Reproduce each of the entries below line for line, omitting the pictures.

§ DATASET ROWS
****************************************

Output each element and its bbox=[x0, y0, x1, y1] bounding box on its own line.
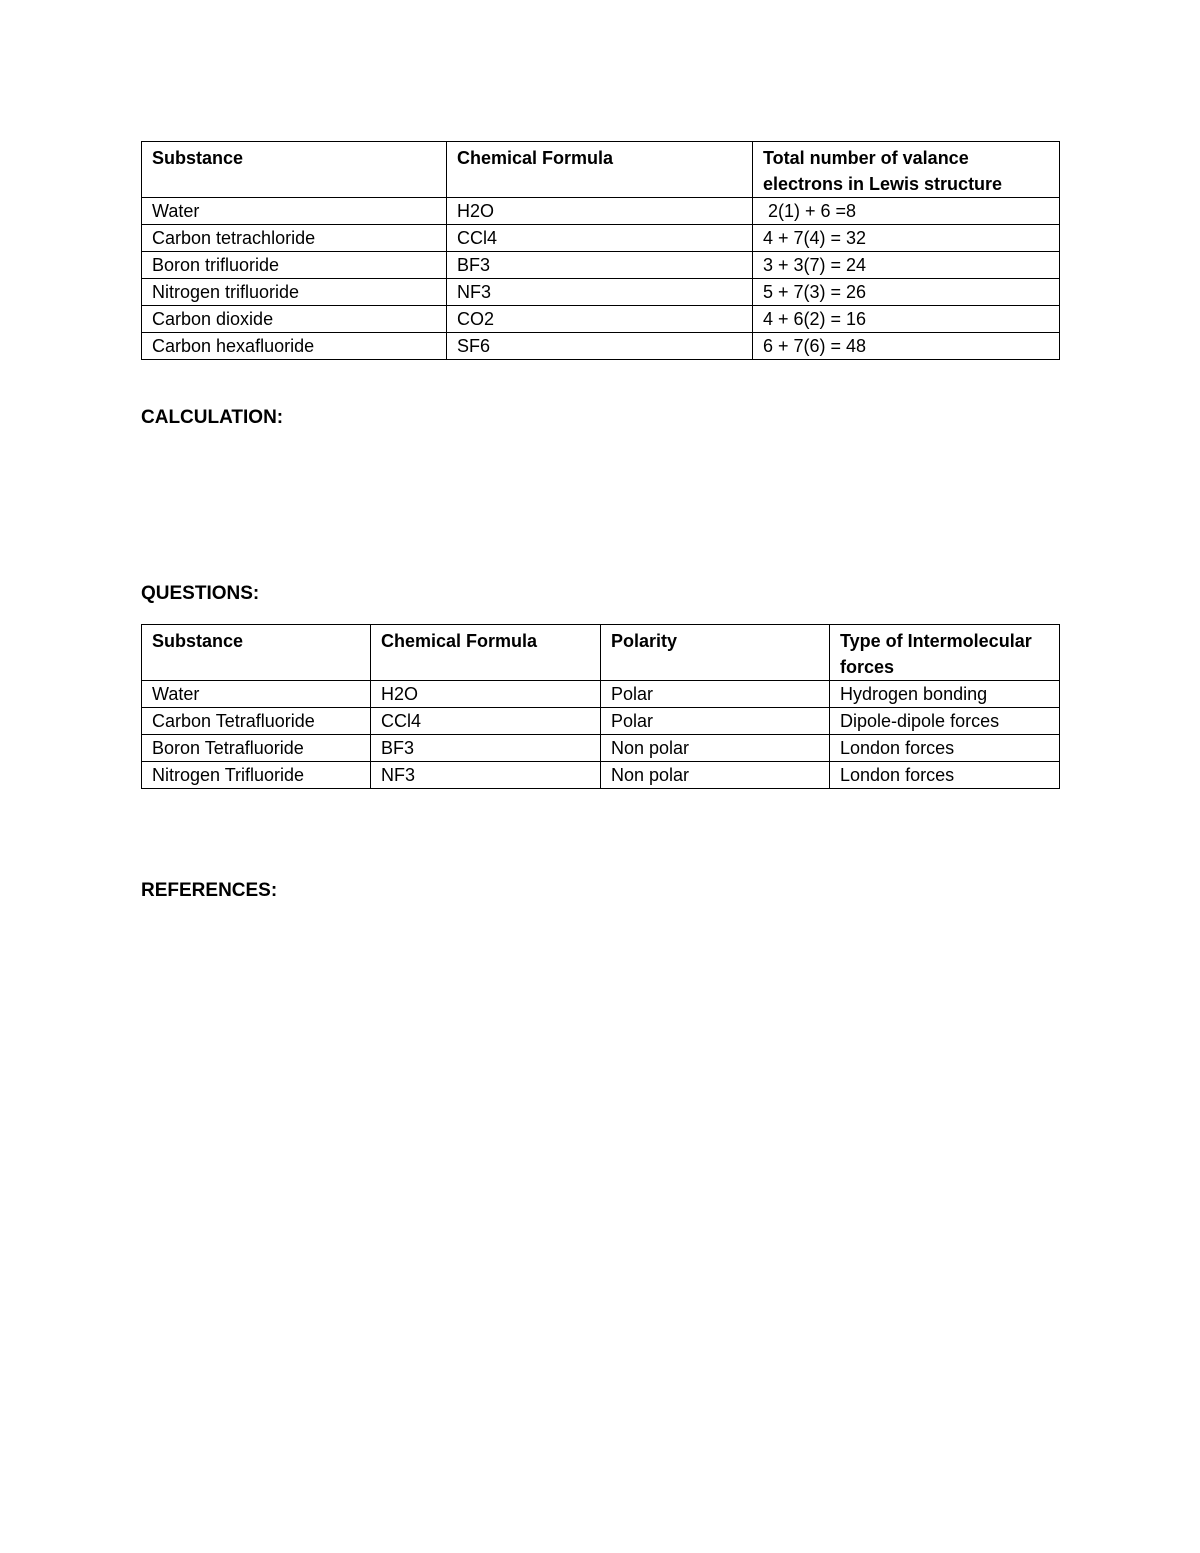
cell-substance: Carbon dioxide bbox=[142, 306, 447, 333]
cell-valence: 5 + 7(3) = 26 bbox=[753, 279, 1060, 306]
header-total-valence-electrons: Total number of valance electrons in Lewis structure bbox=[753, 142, 1060, 198]
cell-substance: Nitrogen trifluoride bbox=[142, 279, 447, 306]
table-header-row bbox=[142, 625, 1060, 681]
table-row bbox=[142, 198, 1060, 225]
cell-polarity: Polar bbox=[601, 708, 830, 735]
cell-forces: London forces bbox=[830, 762, 1060, 789]
table-row bbox=[142, 762, 1060, 789]
cell-formula: BF3 bbox=[447, 252, 753, 279]
table-row bbox=[142, 708, 1060, 735]
cell-substance: Carbon hexafluoride bbox=[142, 333, 447, 360]
questions-heading: QUESTIONS: bbox=[141, 583, 260, 604]
header-substance: Substance bbox=[142, 625, 371, 681]
cell-formula: CO2 bbox=[447, 306, 753, 333]
header-intermolecular-forces: Type of Intermolecular forces bbox=[830, 625, 1060, 681]
cell-forces: Hydrogen bonding bbox=[830, 681, 1060, 708]
cell-polarity: Non polar bbox=[601, 735, 830, 762]
cell-formula: H2O bbox=[371, 681, 601, 708]
cell-formula: CCl4 bbox=[447, 225, 753, 252]
cell-substance: Water bbox=[142, 198, 447, 225]
table-row bbox=[142, 735, 1060, 762]
references-heading: REFERENCES: bbox=[141, 880, 278, 901]
cell-polarity: Polar bbox=[601, 681, 830, 708]
cell-formula: BF3 bbox=[371, 735, 601, 762]
table-row bbox=[142, 333, 1060, 360]
cell-substance: Carbon Tetrafluoride bbox=[142, 708, 371, 735]
cell-formula: H2O bbox=[447, 198, 753, 225]
cell-valence: 4 + 6(2) = 16 bbox=[753, 306, 1060, 333]
table-row bbox=[142, 279, 1060, 306]
cell-formula: CCl4 bbox=[371, 708, 601, 735]
header-chemical-formula: Chemical Formula bbox=[447, 142, 753, 198]
valence-electrons-table bbox=[141, 141, 1060, 360]
header-chemical-formula: Chemical Formula bbox=[371, 625, 601, 681]
polarity-forces-table bbox=[141, 624, 1060, 789]
cell-polarity: Non polar bbox=[601, 762, 830, 789]
header-polarity: Polarity bbox=[601, 625, 830, 681]
table-row bbox=[142, 252, 1060, 279]
cell-valence: 6 + 7(6) = 48 bbox=[753, 333, 1060, 360]
table-row bbox=[142, 681, 1060, 708]
cell-formula: SF6 bbox=[447, 333, 753, 360]
cell-forces: London forces bbox=[830, 735, 1060, 762]
header-substance: Substance bbox=[142, 142, 447, 198]
cell-substance: Carbon tetrachloride bbox=[142, 225, 447, 252]
cell-formula: NF3 bbox=[371, 762, 601, 789]
cell-valence: 4 + 7(4) = 32 bbox=[753, 225, 1060, 252]
calculation-heading: CALCULATION: bbox=[141, 407, 284, 428]
cell-substance: Water bbox=[142, 681, 371, 708]
cell-valence: 3 + 3(7) = 24 bbox=[753, 252, 1060, 279]
table-header-row bbox=[142, 142, 1060, 198]
cell-forces: Dipole-dipole forces bbox=[830, 708, 1060, 735]
cell-valence: 2(1) + 6 =8 bbox=[753, 198, 1060, 225]
cell-formula: NF3 bbox=[447, 279, 753, 306]
table-row bbox=[142, 306, 1060, 333]
cell-substance: Boron Tetrafluoride bbox=[142, 735, 371, 762]
cell-substance: Nitrogen Trifluoride bbox=[142, 762, 371, 789]
table-row bbox=[142, 225, 1060, 252]
cell-substance: Boron trifluoride bbox=[142, 252, 447, 279]
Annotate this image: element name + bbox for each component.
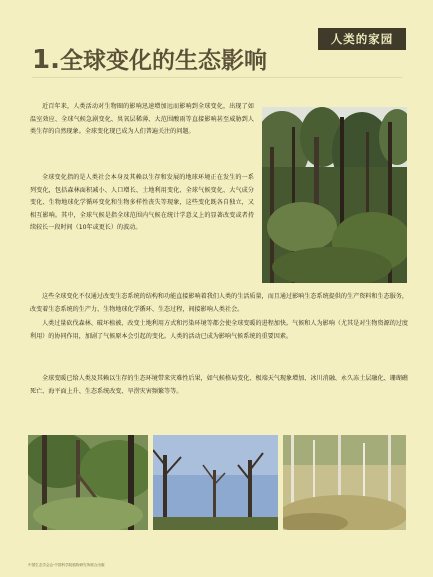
dead-trees-forest-photo [28,435,148,530]
section-tag: 人类的家园 [318,28,406,50]
dry-grass-photo [283,435,406,530]
forest-photo [262,107,407,283]
title-text: 全球变化的生态影响 [59,48,267,74]
bare-trees-sky-photo [153,435,278,530]
title-divider [32,77,402,78]
paragraph-5: 全球变暖已给人类及其赖以生存的生态环境带来灾难性后果，如气候格局变化、极端天气现象增加、冰川消融、永久冻土层融化、珊瑚礁死亡、海平面上升、生态系统改变、旱涝灾害频繁等等。 [30,375,408,395]
page-title [32,42,332,82]
paragraph-4: 人类过量砍伐森林、破坏植被、改变土地利用方式和污染环境等都会使全球变暖的进程加快。气候和人为影响（尤其是对生物资源的过度利用）的协同作用，加剧了气候原本会引起的变化。人类的活动已成为影响气候系统的重要因素。 [30,320,408,340]
footer-note: 中国生态学会会·中国科学院植物研究所联合出版 [28,563,105,567]
title-number: 1. [32,45,60,75]
paragraph-1: 近百年来，人类活动对生物圈的影响迅速增加远而影响到全球变化，出现了如温室效应、全球气候急剧变化、臭氧层稀薄、大范围酸雨等直接影响甚至威胁到人类生存的自然现象。全球变化现已成为人们普遍关注的问题。 [30,103,254,136]
paragraph-2: 全球变化指的是人类社会本身及其赖以生存和发展的地球环境正在发生的一系列变化，包括森林面积减小、人口增长、土地利用变化、全球气候变化、大气成分变化、生物地球化学循环变化和生物多样性丧失等现象，这些变化既各自独立，又相互影响。其中，全球气候是指全球范围内气候在统计学意义上的显著改变或者持续较长一段时间（10年或更长）的波动。 [30,174,254,232]
paragraph-3: 这些全球变化不仅通过改变生态系统的结构和功能直接影响着我们人类的生活质量，而且通过影响生态系统提供的生产资料和生态服务，改变着生态系统的生产力、生物地球化学循环、生态过程，间接影响人类社会。 [30,293,408,313]
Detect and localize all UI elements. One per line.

****************************************

§ FINAL RESULT
Output each element and its bbox=[x0, y0, x1, y1] bounding box on its own line.
cell-substance: Carbon dioxide bbox=[142, 306, 447, 333]
cell-valence: 5 + 7(3) = 26 bbox=[753, 279, 1060, 306]
header-total-valence-electrons: Total number of valance electrons in Lewis structure bbox=[753, 142, 1060, 198]
cell-substance: Nitrogen trifluoride bbox=[142, 279, 447, 306]
table-header-row bbox=[142, 625, 1060, 681]
table-row bbox=[142, 198, 1060, 225]
cell-polarity: Polar bbox=[601, 708, 830, 735]
cell-forces: London forces bbox=[830, 762, 1060, 789]
table-row bbox=[142, 762, 1060, 789]
cell-formula: BF3 bbox=[447, 252, 753, 279]
table-row bbox=[142, 708, 1060, 735]
cell-substance: Carbon hexafluoride bbox=[142, 333, 447, 360]
questions-heading: QUESTIONS: bbox=[141, 583, 260, 604]
header-substance: Substance bbox=[142, 625, 371, 681]
cell-formula: CO2 bbox=[447, 306, 753, 333]
header-intermolecular-forces: Type of Intermolecular forces bbox=[830, 625, 1060, 681]
cell-forces: Hydrogen bonding bbox=[830, 681, 1060, 708]
cell-polarity: Non polar bbox=[601, 735, 830, 762]
cell-formula: H2O bbox=[371, 681, 601, 708]
cell-formula: CCl4 bbox=[447, 225, 753, 252]
cell-substance: Water bbox=[142, 198, 447, 225]
table-row bbox=[142, 735, 1060, 762]
references-heading: REFERENCES: bbox=[141, 880, 278, 901]
cell-polarity: Polar bbox=[601, 681, 830, 708]
cell-formula: BF3 bbox=[371, 735, 601, 762]
table-row bbox=[142, 333, 1060, 360]
cell-substance: Carbon Tetrafluoride bbox=[142, 708, 371, 735]
cell-formula: H2O bbox=[447, 198, 753, 225]
cell-valence: 4 + 6(2) = 16 bbox=[753, 306, 1060, 333]
table-row bbox=[142, 279, 1060, 306]
cell-formula: CCl4 bbox=[371, 708, 601, 735]
header-chemical-formula: Chemical Formula bbox=[447, 142, 753, 198]
valence-electrons-table bbox=[141, 141, 1060, 360]
header-chemical-formula: Chemical Formula bbox=[371, 625, 601, 681]
polarity-forces-table bbox=[141, 624, 1060, 789]
cell-polarity: Non polar bbox=[601, 762, 830, 789]
header-polarity: Polarity bbox=[601, 625, 830, 681]
table-row bbox=[142, 252, 1060, 279]
cell-valence: 6 + 7(6) = 48 bbox=[753, 333, 1060, 360]
table-row bbox=[142, 681, 1060, 708]
cell-formula: SF6 bbox=[447, 333, 753, 360]
cell-forces: London forces bbox=[830, 735, 1060, 762]
header-substance: Substance bbox=[142, 142, 447, 198]
cell-substance: Carbon tetrachloride bbox=[142, 225, 447, 252]
cell-formula: NF3 bbox=[371, 762, 601, 789]
cell-valence: 4 + 7(4) = 32 bbox=[753, 225, 1060, 252]
calculation-heading: CALCULATION: bbox=[141, 407, 284, 428]
cell-substance: Water bbox=[142, 681, 371, 708]
cell-valence: 3 + 3(7) = 24 bbox=[753, 252, 1060, 279]
table-header-row bbox=[142, 142, 1060, 198]
cell-forces: Dipole-dipole forces bbox=[830, 708, 1060, 735]
cell-valence: 2(1) + 6 =8 bbox=[753, 198, 1060, 225]
cell-formula: NF3 bbox=[447, 279, 753, 306]
table-row bbox=[142, 306, 1060, 333]
cell-substance: Boron Tetrafluoride bbox=[142, 735, 371, 762]
cell-substance: Nitrogen Trifluoride bbox=[142, 762, 371, 789]
table-row bbox=[142, 225, 1060, 252]
cell-substance: Boron trifluoride bbox=[142, 252, 447, 279]
Annotate this image: element name + bbox for each component.
dead-trees-forest-photo [28,435,148,530]
section-tag: 人类的家园 [318,28,406,50]
dry-grass-photo [283,435,406,530]
forest-photo [262,107,407,283]
title-text: 全球变化的生态影响 [59,48,267,74]
bare-trees-sky-photo [153,435,278,530]
title-divider [32,77,402,78]
paragraph-5: 全球变暖已给人类及其赖以生存的生态环境带来灾难性后果，如气候格局变化、极端天气现象增加、冰川消融、永久冻土层融化、珊瑚礁死亡、海平面上升、生态系统改变、旱涝灾害频繁等等。 [30,375,408,395]
page-title [32,42,332,82]
paragraph-4: 人类过量砍伐森林、破坏植被、改变土地利用方式和污染环境等都会使全球变暖的进程加快。气候和人为影响（尤其是对生物资源的过度利用）的协同作用，加剧了气候原本会引起的变化。人类的活动已成为影响气候系统的重要因素。 [30,320,408,340]
footer-note: 中国生态学会会·中国科学院植物研究所联合出版 [28,563,105,567]
title-number: 1. [32,45,60,75]
paragraph-1: 近百年来，人类活动对生物圈的影响迅速增加远而影响到全球变化，出现了如温室效应、全球气候急剧变化、臭氧层稀薄、大范围酸雨等直接影响甚至威胁到人类生存的自然现象。全球变化现已成为人们普遍关注的问题。 [30,103,254,136]
paragraph-2: 全球变化指的是人类社会本身及其赖以生存和发展的地球环境正在发生的一系列变化，包括森林面积减小、人口增长、土地利用变化、全球气候变化、大气成分变化、生物地球化学循环变化和生物多样性丧失等现象，这些变化既各自独立，又相互影响。其中，全球气候是指全球范围内气候在统计学意义上的显著改变或者持续较长一段时间（10年或更长）的波动。 [30,174,254,232]
paragraph-3: 这些全球变化不仅通过改变生态系统的结构和功能直接影响着我们人类的生活质量，而且通过影响生态系统提供的生产资料和生态服务，改变着生态系统的生产力、生物地球化学循环、生态过程，间接影响人类社会。 [30,293,408,313]
Detect and localize all UI elements. One per line.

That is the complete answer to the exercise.